Required task
Each entry below is to be transcribed exactly.

Supplied records
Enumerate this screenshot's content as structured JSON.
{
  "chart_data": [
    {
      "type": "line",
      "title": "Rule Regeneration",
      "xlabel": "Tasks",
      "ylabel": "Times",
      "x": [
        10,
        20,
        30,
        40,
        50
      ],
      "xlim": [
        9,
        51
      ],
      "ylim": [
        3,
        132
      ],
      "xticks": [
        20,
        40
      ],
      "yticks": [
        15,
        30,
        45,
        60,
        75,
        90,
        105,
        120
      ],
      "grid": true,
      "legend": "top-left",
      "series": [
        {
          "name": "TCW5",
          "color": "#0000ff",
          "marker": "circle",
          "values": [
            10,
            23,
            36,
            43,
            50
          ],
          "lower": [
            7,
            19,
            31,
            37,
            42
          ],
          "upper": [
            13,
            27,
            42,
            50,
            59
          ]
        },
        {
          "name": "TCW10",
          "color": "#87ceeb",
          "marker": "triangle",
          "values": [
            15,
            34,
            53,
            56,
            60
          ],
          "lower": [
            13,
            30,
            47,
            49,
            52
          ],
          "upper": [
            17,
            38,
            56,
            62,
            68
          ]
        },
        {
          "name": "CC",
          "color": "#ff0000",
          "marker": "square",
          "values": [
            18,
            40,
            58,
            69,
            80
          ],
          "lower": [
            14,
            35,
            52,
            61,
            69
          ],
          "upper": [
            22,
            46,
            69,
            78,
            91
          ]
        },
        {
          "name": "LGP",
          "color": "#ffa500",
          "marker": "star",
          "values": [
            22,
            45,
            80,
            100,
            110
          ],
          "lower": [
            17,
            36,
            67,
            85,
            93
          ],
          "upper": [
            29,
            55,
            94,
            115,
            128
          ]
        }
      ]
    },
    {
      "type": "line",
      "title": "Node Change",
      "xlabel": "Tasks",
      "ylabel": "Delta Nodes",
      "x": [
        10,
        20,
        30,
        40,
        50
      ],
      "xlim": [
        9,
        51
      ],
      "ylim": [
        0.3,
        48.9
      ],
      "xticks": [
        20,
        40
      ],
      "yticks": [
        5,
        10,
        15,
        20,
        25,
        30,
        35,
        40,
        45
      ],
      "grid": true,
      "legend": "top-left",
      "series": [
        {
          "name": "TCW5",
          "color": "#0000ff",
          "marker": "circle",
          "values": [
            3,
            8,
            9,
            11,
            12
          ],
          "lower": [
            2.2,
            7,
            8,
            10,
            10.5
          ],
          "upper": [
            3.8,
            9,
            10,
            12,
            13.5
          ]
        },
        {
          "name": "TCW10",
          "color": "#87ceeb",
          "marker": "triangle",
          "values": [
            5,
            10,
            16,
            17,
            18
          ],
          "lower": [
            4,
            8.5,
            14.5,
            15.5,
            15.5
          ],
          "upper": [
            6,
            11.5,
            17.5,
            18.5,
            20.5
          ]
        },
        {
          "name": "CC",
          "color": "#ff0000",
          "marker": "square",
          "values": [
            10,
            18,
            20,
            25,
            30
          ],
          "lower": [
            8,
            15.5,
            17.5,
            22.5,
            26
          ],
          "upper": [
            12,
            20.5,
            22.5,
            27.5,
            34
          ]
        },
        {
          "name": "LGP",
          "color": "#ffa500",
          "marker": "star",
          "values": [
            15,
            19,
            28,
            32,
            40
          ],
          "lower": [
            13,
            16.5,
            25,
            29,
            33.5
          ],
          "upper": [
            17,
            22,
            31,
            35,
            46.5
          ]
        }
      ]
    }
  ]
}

Result
Enumerate this screenshot's content as structured JSON.
{
  "chart_data": [
    {
      "type": "line",
      "title": "Rule Regeneration",
      "xlabel": "Tasks",
      "ylabel": "Times",
      "x": [
        10,
        20,
        30,
        40,
        50
      ],
      "xlim": [
        9,
        51
      ],
      "ylim": [
        3,
        132
      ],
      "xticks": [
        20,
        40
      ],
      "yticks": [
        15,
        30,
        45,
        60,
        75,
        90,
        105,
        120
      ],
      "grid": true,
      "legend": "top-left",
      "series": [
        {
          "name": "TCW5",
          "color": "#0000ff",
          "marker": "circle",
          "values": [
            10,
            23,
            36,
            43,
            50
          ],
          "lower": [
            7,
            19,
            31,
            37,
            42
          ],
          "upper": [
            13,
            27,
            42,
            50,
            59
          ]
        },
        {
          "name": "TCW10",
          "color": "#87ceeb",
          "marker": "triangle",
          "values": [
            15,
            34,
            53,
            56,
            60
          ],
          "lower": [
            13,
            30,
            47,
            49,
            52
          ],
          "upper": [
            17,
            38,
            56,
            62,
            68
          ]
        },
        {
          "name": "CC",
          "color": "#ff0000",
          "marker": "square",
          "values": [
            18,
            40,
            58,
            69,
            80
          ],
          "lower": [
            14,
            35,
            52,
            61,
            69
          ],
          "upper": [
            22,
            46,
            69,
            78,
            91
          ]
        },
        {
          "name": "LGP",
          "color": "#ffa500",
          "marker": "star",
          "values": [
            22,
            45,
            80,
            100,
            110
          ],
          "lower": [
            17,
            36,
            67,
            85,
            93
          ],
          "upper": [
            29,
            55,
            94,
            115,
            128
          ]
        }
      ]
    },
    {
      "type": "line",
      "title": "Node Change",
      "xlabel": "Tasks",
      "ylabel": "Delta Nodes",
      "x": [
        10,
        20,
        30,
        40,
        50
      ],
      "xlim": [
        9,
        51
      ],
      "ylim": [
        0.3,
        48.9
      ],
      "xticks": [
        20,
        40
      ],
      "yticks": [
        5,
        10,
        15,
        20,
        25,
        30,
        35,
        40,
        45
      ],
      "grid": true,
      "legend": "top-left",
      "series": [
        {
          "name": "TCW5",
          "color": "#0000ff",
          "marker": "circle",
          "values": [
            3,
            8,
            9,
            11,
            12
          ],
          "lower": [
            2.2,
            7,
            8,
            10,
            10.5
          ],
          "upper": [
            3.8,
            9,
            10,
            12,
            13.5
          ]
        },
        {
          "name": "TCW10",
          "color": "#87ceeb",
          "marker": "triangle",
          "values": [
            5,
            10,
            16,
            17,
            18
          ],
          "lower": [
            4,
            8.5,
            14.5,
            15.5,
            15.5
          ],
          "upper": [
            6,
            11.5,
            17.5,
            18.5,
            20.5
          ]
        },
        {
          "name": "CC",
          "color": "#ff0000",
          "marker": "square",
          "values": [
            10,
            18,
            20,
            25,
            30
          ],
          "lower": [
            8,
            15.5,
            17.5,
            22.5,
            26
          ],
          "upper": [
            12,
            20.5,
            22.5,
            27.5,
            34
          ]
        },
        {
          "name": "LGP",
          "color": "#ffa500",
          "marker": "star",
          "values": [
            15,
            19,
            28,
            32,
            40
          ],
          "lower": [
            13,
            16.5,
            25,
            29,
            33.5
          ],
          "upper": [
            17,
            22,
            31,
            35,
            46.5
          ]
        }
      ]
    }
  ]
}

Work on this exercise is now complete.